Data in this exercise:
# # # # # # #
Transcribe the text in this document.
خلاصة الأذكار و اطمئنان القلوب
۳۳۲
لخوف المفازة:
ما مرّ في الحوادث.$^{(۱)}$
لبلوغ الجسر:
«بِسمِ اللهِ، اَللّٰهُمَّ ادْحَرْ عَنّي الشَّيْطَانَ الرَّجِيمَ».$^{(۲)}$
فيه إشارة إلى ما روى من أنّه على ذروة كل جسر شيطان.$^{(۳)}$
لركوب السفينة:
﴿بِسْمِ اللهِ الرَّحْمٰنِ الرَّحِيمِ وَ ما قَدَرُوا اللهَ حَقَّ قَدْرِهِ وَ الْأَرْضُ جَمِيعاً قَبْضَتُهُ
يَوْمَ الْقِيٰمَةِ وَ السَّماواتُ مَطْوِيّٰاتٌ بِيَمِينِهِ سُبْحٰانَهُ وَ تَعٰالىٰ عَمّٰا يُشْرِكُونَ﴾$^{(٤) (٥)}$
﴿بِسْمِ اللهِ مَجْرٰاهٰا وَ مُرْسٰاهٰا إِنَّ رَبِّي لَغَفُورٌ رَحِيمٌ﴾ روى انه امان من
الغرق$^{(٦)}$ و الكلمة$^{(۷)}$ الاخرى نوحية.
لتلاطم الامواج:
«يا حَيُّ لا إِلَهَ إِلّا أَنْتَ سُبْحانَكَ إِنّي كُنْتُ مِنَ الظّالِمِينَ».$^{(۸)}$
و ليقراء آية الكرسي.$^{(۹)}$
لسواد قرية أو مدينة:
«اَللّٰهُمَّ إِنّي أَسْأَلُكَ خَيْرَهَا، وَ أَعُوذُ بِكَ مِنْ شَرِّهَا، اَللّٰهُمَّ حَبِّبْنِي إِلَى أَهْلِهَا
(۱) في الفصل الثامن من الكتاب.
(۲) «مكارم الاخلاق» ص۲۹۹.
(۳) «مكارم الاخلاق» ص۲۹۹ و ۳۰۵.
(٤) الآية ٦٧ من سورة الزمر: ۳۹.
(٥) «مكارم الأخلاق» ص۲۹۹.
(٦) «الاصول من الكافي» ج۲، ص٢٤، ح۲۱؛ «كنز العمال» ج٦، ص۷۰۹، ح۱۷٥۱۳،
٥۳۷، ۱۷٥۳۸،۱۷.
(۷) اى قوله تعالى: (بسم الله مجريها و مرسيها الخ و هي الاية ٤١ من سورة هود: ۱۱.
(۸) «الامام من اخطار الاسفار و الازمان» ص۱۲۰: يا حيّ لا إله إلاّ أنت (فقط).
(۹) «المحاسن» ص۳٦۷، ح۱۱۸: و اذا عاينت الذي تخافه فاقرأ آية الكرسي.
# # # # # # #
Exercise task: Copy every line of the records above that holds the word "الكرسي".

Output for this task:
و ليقراء آية الكرسي.$^{(۹)}$
(۹) «المحاسن» ص۳٦۷، ح۱۱۸: و اذا عاينت الذي تخافه فاقرأ آية الكرسي.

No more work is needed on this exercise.